▶ _GOAL_: The entries need to be copied exactly.

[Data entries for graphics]
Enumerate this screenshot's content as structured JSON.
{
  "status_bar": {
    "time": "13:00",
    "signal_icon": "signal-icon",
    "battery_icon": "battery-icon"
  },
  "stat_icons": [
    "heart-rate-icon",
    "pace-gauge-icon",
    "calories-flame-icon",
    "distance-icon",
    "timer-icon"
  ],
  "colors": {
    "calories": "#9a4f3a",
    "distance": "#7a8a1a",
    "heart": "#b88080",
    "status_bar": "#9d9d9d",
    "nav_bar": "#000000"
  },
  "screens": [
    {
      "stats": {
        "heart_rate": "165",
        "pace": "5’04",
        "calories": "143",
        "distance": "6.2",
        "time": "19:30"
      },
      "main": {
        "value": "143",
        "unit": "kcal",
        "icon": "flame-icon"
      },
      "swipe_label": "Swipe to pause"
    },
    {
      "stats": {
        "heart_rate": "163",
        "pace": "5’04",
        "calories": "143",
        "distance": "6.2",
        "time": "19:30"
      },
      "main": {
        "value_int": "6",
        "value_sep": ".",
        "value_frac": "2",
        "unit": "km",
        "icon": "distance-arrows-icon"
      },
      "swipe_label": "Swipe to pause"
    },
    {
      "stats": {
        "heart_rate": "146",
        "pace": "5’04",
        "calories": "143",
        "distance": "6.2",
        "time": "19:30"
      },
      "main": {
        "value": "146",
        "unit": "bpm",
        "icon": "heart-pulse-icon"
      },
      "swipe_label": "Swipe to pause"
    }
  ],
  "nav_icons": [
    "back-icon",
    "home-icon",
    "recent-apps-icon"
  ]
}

▶ _RESPONSE TO THIS EXERCISE_:
Enumerate this screenshot's content as structured JSON.
{
  "status_bar": {
    "time": "13:00",
    "signal_icon": "signal-icon",
    "battery_icon": "battery-icon"
  },
  "stat_icons": [
    "heart-rate-icon",
    "pace-gauge-icon",
    "calories-flame-icon",
    "distance-icon",
    "timer-icon"
  ],
  "colors": {
    "calories": "#9a4f3a",
    "distance": "#7a8a1a",
    "heart": "#b88080",
    "status_bar": "#9d9d9d",
    "nav_bar": "#000000"
  },
  "screens": [
    {
      "stats": {
        "heart_rate": "165",
        "pace": "5’04",
        "calories": "143",
        "distance": "6.2",
        "time": "19:30"
      },
      "main": {
        "value": "143",
        "unit": "kcal",
        "icon": "flame-icon"
      },
      "swipe_label": "Swipe to pause"
    },
    {
      "stats": {
        "heart_rate": "163",
        "pace": "5’04",
        "calories": "143",
        "distance": "6.2",
        "time": "19:30"
      },
      "main": {
        "value_int": "6",
        "value_sep": ".",
        "value_frac": "2",
        "unit": "km",
        "icon": "distance-arrows-icon"
      },
      "swipe_label": "Swipe to pause"
    },
    {
      "stats": {
        "heart_rate": "146",
        "pace": "5’04",
        "calories": "143",
        "distance": "6.2",
        "time": "19:30"
      },
      "main": {
        "value": "146",
        "unit": "bpm",
        "icon": "heart-pulse-icon"
      },
      "swipe_label": "Swipe to pause"
    }
  ],
  "nav_icons": [
    "back-icon",
    "home-icon",
    "recent-apps-icon"
  ]
}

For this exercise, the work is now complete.